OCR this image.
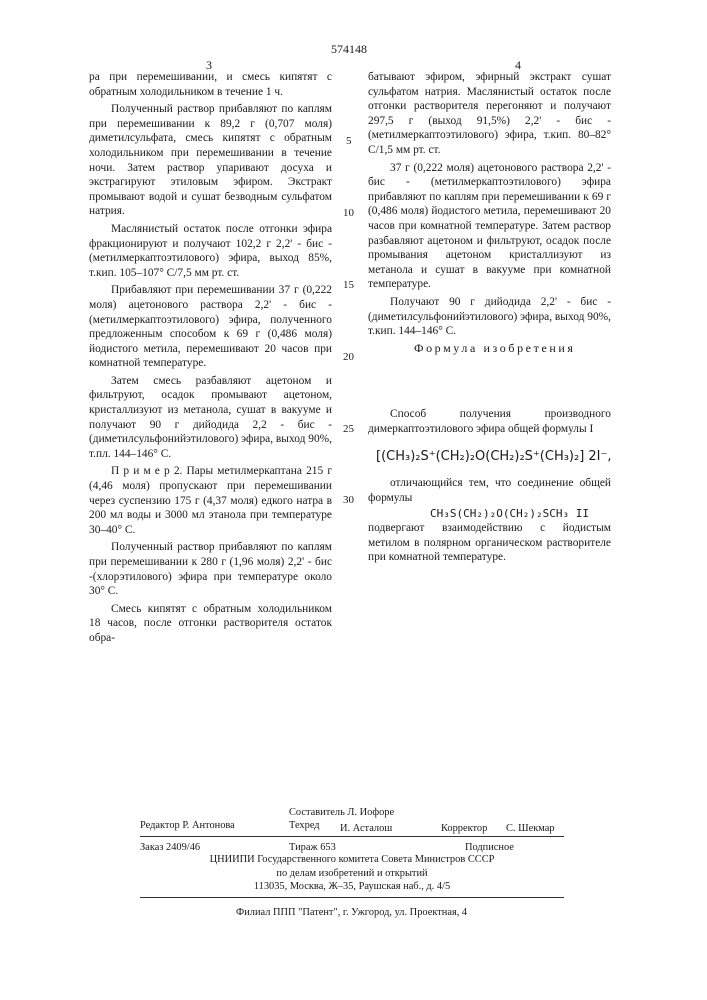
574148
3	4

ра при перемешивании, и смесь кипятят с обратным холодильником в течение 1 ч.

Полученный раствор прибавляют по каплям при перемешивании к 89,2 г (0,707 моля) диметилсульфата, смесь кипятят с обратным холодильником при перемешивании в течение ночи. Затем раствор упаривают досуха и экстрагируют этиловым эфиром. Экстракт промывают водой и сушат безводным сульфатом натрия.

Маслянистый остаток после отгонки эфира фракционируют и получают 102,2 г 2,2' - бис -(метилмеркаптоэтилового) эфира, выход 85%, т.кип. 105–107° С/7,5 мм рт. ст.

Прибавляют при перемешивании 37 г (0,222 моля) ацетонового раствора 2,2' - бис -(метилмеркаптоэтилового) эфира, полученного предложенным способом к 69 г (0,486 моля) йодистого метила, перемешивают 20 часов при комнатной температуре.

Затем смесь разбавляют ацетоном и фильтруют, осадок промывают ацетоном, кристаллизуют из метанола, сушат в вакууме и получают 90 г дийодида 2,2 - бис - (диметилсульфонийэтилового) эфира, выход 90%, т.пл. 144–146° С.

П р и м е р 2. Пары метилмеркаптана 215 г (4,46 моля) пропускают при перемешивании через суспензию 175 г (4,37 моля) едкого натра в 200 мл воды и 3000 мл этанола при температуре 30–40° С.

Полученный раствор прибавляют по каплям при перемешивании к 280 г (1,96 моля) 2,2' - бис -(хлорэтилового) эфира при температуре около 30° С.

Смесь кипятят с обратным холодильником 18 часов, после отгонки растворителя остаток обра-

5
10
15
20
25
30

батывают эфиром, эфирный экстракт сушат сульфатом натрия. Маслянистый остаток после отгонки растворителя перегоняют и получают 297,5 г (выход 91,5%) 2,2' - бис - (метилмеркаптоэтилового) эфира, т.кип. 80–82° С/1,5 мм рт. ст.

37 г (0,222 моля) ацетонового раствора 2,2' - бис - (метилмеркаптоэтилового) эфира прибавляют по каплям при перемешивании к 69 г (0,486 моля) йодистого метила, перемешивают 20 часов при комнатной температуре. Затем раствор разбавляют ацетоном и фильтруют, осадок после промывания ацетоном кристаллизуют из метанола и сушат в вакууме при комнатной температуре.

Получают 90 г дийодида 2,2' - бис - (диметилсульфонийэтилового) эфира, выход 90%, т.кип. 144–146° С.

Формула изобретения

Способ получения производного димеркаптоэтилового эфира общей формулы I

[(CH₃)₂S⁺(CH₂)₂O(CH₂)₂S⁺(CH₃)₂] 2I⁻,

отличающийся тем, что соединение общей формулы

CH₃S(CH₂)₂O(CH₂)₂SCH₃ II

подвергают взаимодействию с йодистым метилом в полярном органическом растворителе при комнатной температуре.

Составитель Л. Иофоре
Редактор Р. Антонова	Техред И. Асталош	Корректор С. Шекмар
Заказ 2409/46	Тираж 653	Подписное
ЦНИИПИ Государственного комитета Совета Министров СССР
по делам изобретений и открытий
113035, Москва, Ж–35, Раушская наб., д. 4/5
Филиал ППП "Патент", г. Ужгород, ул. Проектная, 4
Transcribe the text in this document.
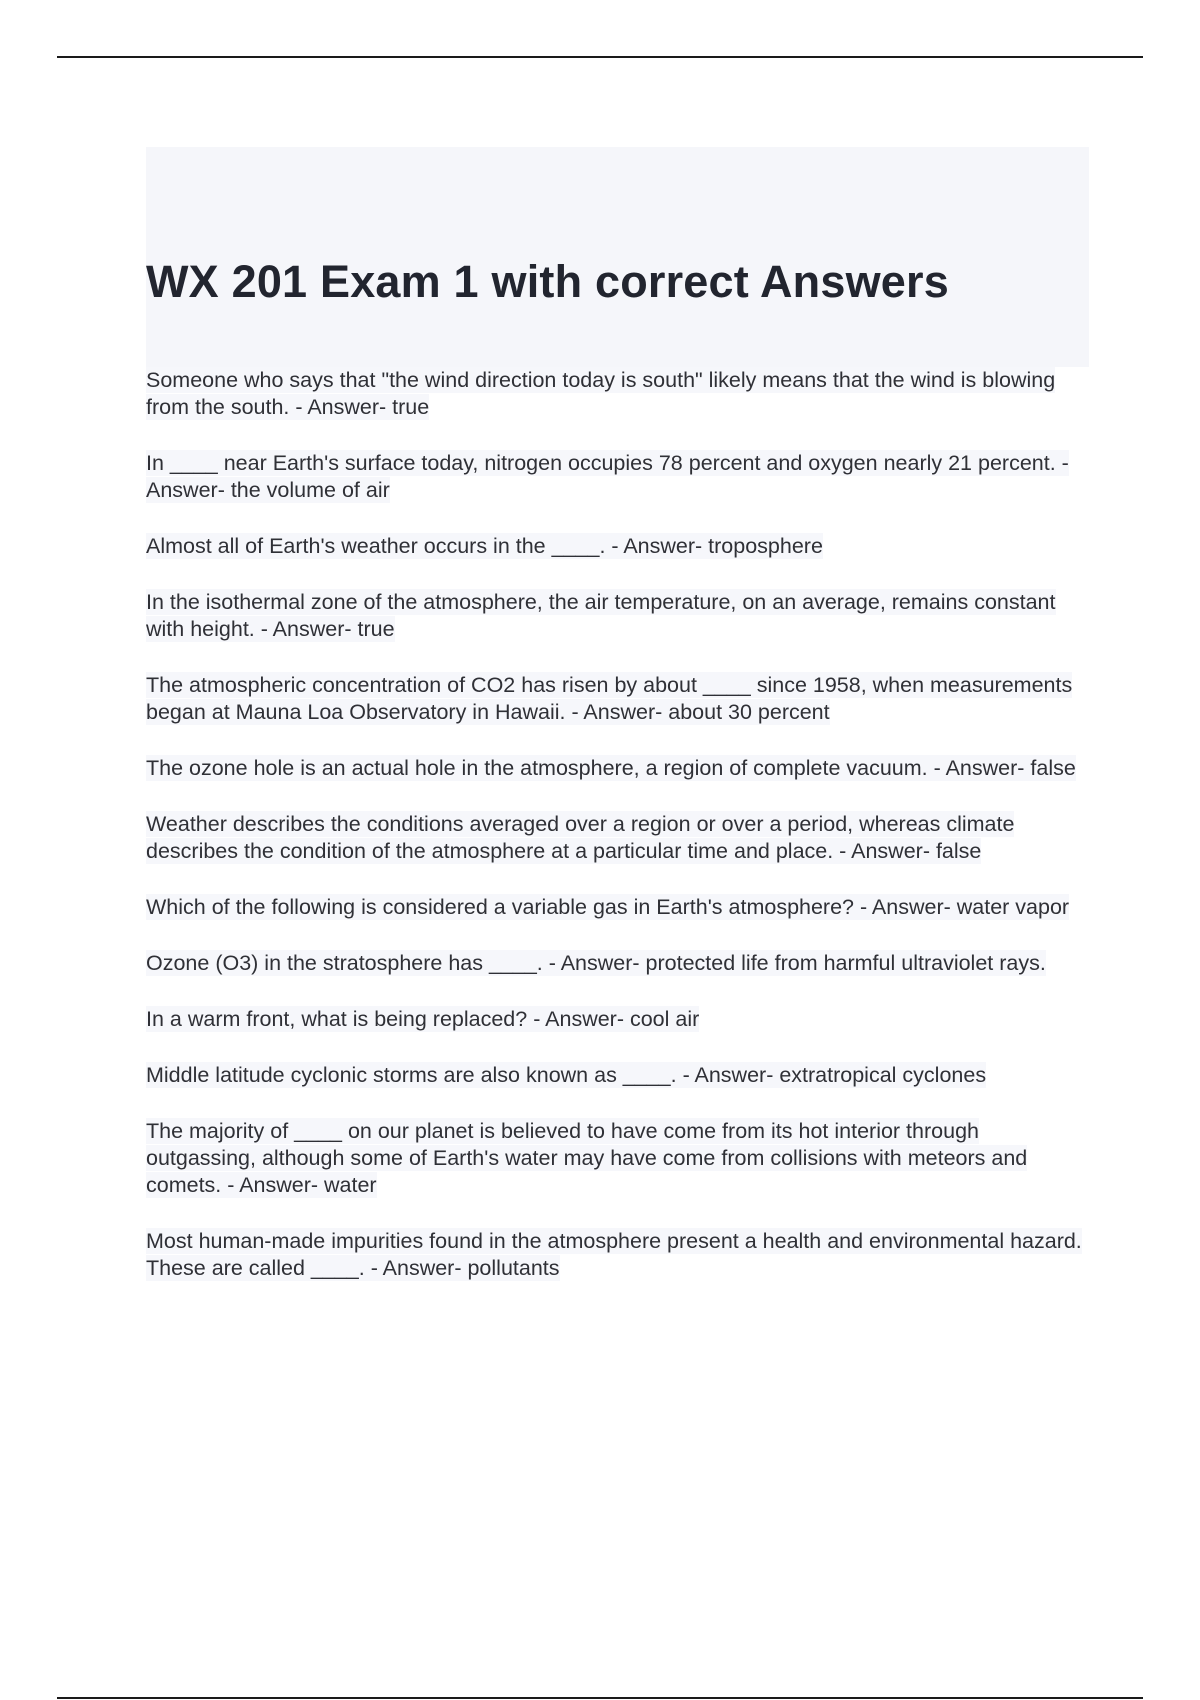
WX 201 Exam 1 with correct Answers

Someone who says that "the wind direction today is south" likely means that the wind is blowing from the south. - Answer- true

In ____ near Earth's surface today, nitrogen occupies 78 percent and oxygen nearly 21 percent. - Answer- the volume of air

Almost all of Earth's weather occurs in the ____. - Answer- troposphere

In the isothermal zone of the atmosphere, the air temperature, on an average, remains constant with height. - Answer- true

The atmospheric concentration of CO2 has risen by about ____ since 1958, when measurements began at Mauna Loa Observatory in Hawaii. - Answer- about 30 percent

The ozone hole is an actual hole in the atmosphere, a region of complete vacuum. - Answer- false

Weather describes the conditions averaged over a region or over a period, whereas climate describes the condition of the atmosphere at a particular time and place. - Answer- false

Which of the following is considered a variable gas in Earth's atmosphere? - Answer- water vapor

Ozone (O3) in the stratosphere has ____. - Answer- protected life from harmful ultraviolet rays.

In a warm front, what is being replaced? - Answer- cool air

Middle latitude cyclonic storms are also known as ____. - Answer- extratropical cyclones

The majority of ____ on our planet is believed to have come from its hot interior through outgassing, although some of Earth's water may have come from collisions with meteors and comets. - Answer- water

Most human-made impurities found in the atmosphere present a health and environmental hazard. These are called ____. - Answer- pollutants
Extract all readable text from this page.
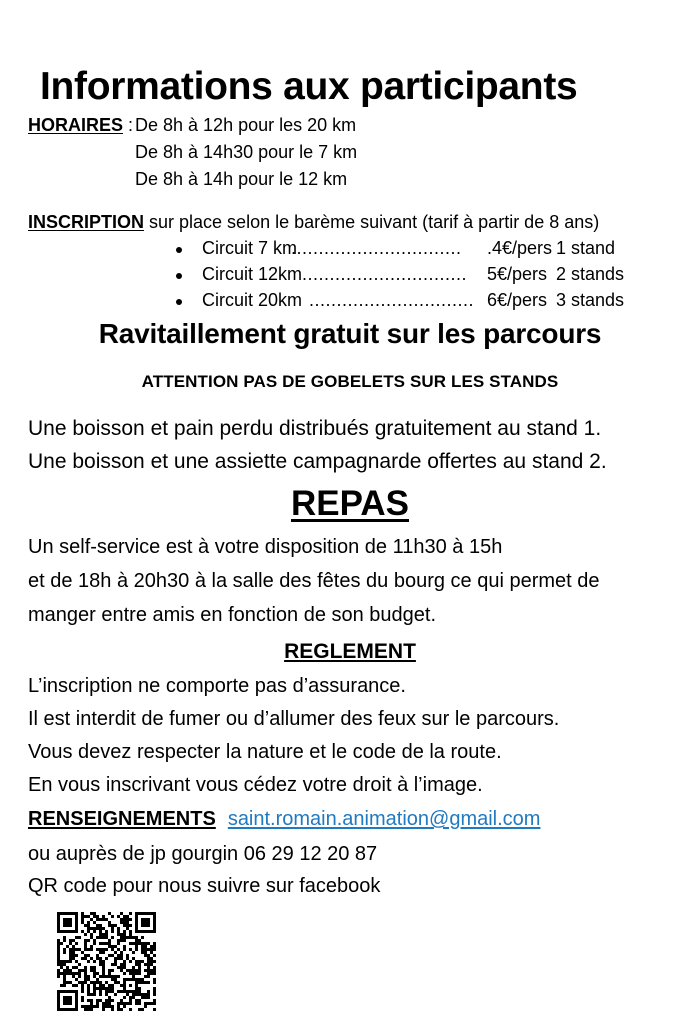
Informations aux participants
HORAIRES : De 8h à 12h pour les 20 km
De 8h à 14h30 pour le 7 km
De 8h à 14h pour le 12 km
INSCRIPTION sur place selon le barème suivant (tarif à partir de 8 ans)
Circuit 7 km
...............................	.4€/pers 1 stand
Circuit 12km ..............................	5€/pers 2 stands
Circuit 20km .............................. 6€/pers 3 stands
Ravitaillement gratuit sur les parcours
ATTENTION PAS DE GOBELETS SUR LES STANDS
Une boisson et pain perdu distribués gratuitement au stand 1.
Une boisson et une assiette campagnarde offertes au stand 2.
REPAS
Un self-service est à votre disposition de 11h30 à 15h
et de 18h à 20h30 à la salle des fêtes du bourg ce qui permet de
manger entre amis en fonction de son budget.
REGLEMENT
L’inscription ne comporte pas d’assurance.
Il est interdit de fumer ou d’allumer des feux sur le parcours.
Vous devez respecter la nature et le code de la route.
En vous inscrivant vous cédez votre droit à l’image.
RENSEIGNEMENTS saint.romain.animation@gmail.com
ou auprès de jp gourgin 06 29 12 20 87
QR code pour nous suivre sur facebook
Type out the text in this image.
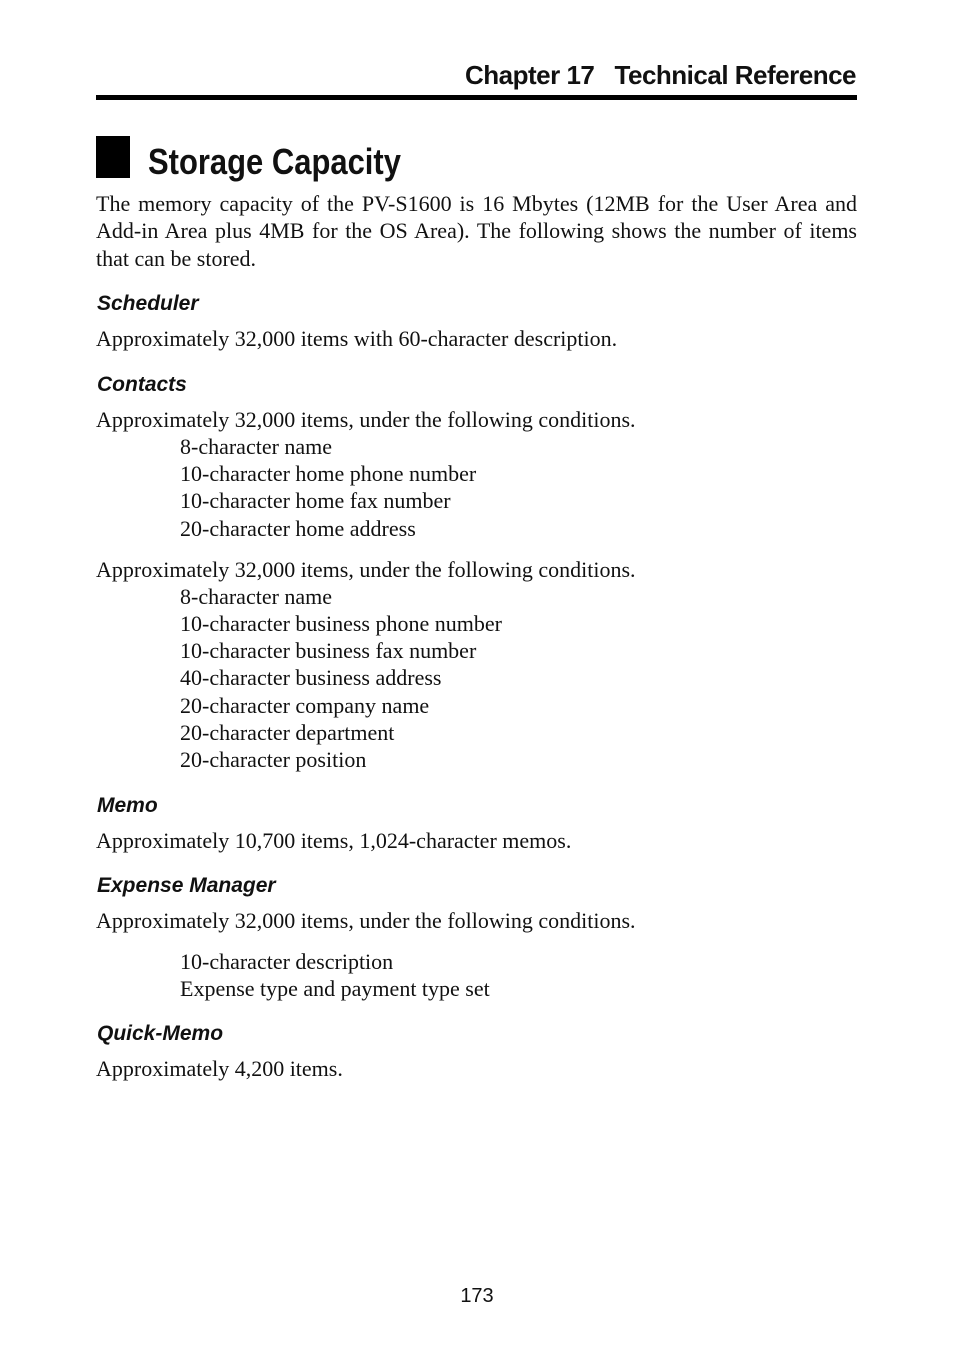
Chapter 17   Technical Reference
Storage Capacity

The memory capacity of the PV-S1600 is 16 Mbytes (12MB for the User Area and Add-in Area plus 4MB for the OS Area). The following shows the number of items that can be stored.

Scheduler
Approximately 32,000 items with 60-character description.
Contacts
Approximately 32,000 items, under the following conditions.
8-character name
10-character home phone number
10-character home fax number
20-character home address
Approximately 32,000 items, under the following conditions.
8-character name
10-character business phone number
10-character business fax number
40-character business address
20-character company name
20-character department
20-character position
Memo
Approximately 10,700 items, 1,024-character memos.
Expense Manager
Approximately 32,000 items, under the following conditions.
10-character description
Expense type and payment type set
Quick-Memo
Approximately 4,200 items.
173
□ □ □
Using the material above, return every line exactly as it appears, minus the pictures.

OCR this image.
574148
3	4

ра при перемешивании, и смесь кипятят с обратным холодильником в течение 1 ч.

Полученный раствор прибавляют по каплям при перемешивании к 89,2 г (0,707 моля) диметилсульфата, смесь кипятят с обратным холодильником при перемешивании в течение ночи. Затем раствор упаривают досуха и экстрагируют этиловым эфиром. Экстракт промывают водой и сушат безводным сульфатом натрия.

Маслянистый остаток после отгонки эфира фракционируют и получают 102,2 г 2,2' - бис -(метилмеркаптоэтилового) эфира, выход 85%, т.кип. 105–107° С/7,5 мм рт. ст.

Прибавляют при перемешивании 37 г (0,222 моля) ацетонового раствора 2,2' - бис -(метилмеркаптоэтилового) эфира, полученного предложенным способом к 69 г (0,486 моля) йодистого метила, перемешивают 20 часов при комнатной температуре.

Затем смесь разбавляют ацетоном и фильтруют, осадок промывают ацетоном, кристаллизуют из метанола, сушат в вакууме и получают 90 г дийодида 2,2 - бис - (диметилсульфонийэтилового) эфира, выход 90%, т.пл. 144–146° С.

П р и м е р 2. Пары метилмеркаптана 215 г (4,46 моля) пропускают при перемешивании через суспензию 175 г (4,37 моля) едкого натра в 200 мл воды и 3000 мл этанола при температуре 30–40° С.

Полученный раствор прибавляют по каплям при перемешивании к 280 г (1,96 моля) 2,2' - бис -(хлорэтилового) эфира при температуре около 30° С.

Смесь кипятят с обратным холодильником 18 часов, после отгонки растворителя остаток обра-

5
10
15
20
25
30

батывают эфиром, эфирный экстракт сушат сульфатом натрия. Маслянистый остаток после отгонки растворителя перегоняют и получают 297,5 г (выход 91,5%) 2,2' - бис - (метилмеркаптоэтилового) эфира, т.кип. 80–82° С/1,5 мм рт. ст.

37 г (0,222 моля) ацетонового раствора 2,2' - бис - (метилмеркаптоэтилового) эфира прибавляют по каплям при перемешивании к 69 г (0,486 моля) йодистого метила, перемешивают 20 часов при комнатной температуре. Затем раствор разбавляют ацетоном и фильтруют, осадок после промывания ацетоном кристаллизуют из метанола и сушат в вакууме при комнатной температуре.

Получают 90 г дийодида 2,2' - бис - (диметилсульфонийэтилового) эфира, выход 90%, т.кип. 144–146° С.

Формула изобретения

Способ получения производного димеркаптоэтилового эфира общей формулы I

[(CH₃)₂S⁺(CH₂)₂O(CH₂)₂S⁺(CH₃)₂] 2I⁻,

отличающийся тем, что соединение общей формулы

CH₃S(CH₂)₂O(CH₂)₂SCH₃ II

подвергают взаимодействию с йодистым метилом в полярном органическом растворителе при комнатной температуре.

Составитель Л. Иофоре
Редактор Р. Антонова	Техред И. Асталош	Корректор С. Шекмар
Заказ 2409/46	Тираж 653	Подписное
ЦНИИПИ Государственного комитета Совета Министров СССР
по делам изобретений и открытий
113035, Москва, Ж–35, Раушская наб., д. 4/5
Филиал ППП "Патент", г. Ужгород, ул. Проектная, 4
Transcribe the text in this document.
WX 201 Exam 1 with correct Answers

Someone who says that "the wind direction today is south" likely means that the wind is blowing from the south. - Answer- true

In ____ near Earth's surface today, nitrogen occupies 78 percent and oxygen nearly 21 percent. - Answer- the volume of air

Almost all of Earth's weather occurs in the ____. - Answer- troposphere

In the isothermal zone of the atmosphere, the air temperature, on an average, remains constant with height. - Answer- true

The atmospheric concentration of CO2 has risen by about ____ since 1958, when measurements began at Mauna Loa Observatory in Hawaii. - Answer- about 30 percent

The ozone hole is an actual hole in the atmosphere, a region of complete vacuum. - Answer- false

Weather describes the conditions averaged over a region or over a period, whereas climate describes the condition of the atmosphere at a particular time and place. - Answer- false

Which of the following is considered a variable gas in Earth's atmosphere? - Answer- water vapor

Ozone (O3) in the stratosphere has ____. - Answer- protected life from harmful ultraviolet rays.

In a warm front, what is being replaced? - Answer- cool air

Middle latitude cyclonic storms are also known as ____. - Answer- extratropical cyclones

The majority of ____ on our planet is believed to have come from its hot interior through outgassing, although some of Earth's water may have come from collisions with meteors and comets. - Answer- water

Most human-made impurities found in the atmosphere present a health and environmental hazard. These are called ____. - Answer- pollutants
Extract all readable text from this page.
Informations aux participants
HORAIRES : De 8h à 12h pour les 20 km
De 8h à 14h30 pour le 7 km
De 8h à 14h pour le 12 km
INSCRIPTION sur place selon le barème suivant (tarif à partir de 8 ans)
Circuit 7 km
...............................	.4€/pers 1 stand
Circuit 12km ..............................	5€/pers 2 stands
Circuit 20km .............................. 6€/pers 3 stands
Ravitaillement gratuit sur les parcours
ATTENTION PAS DE GOBELETS SUR LES STANDS
Une boisson et pain perdu distribués gratuitement au stand 1.
Une boisson et une assiette campagnarde offertes au stand 2.
REPAS
Un self-service est à votre disposition de 11h30 à 15h
et de 18h à 20h30 à la salle des fêtes du bourg ce qui permet de
manger entre amis en fonction de son budget.
REGLEMENT
L’inscription ne comporte pas d’assurance.
Il est interdit de fumer ou d’allumer des feux sur le parcours.
Vous devez respecter la nature et le code de la route.
En vous inscrivant vous cédez votre droit à l’image.
RENSEIGNEMENTS saint.romain.animation@gmail.com
ou auprès de jp gourgin 06 29 12 20 87
QR code pour nous suivre sur facebook
Type out the text in this image.
Chapter 17   Technical Reference
Storage Capacity

The memory capacity of the PV-S1600 is 16 Mbytes (12MB for the User Area and Add-in Area plus 4MB for the OS Area). The following shows the number of items that can be stored.

Scheduler
Approximately 32,000 items with 60-character description.
Contacts
Approximately 32,000 items, under the following conditions.
8-character name
10-character home phone number
10-character home fax number
20-character home address
Approximately 32,000 items, under the following conditions.
8-character name
10-character business phone number
10-character business fax number
40-character business address
20-character company name
20-character department
20-character position
Memo
Approximately 10,700 items, 1,024-character memos.
Expense Manager
Approximately 32,000 items, under the following conditions.
10-character description
Expense type and payment type set
Quick-Memo
Approximately 4,200 items.
173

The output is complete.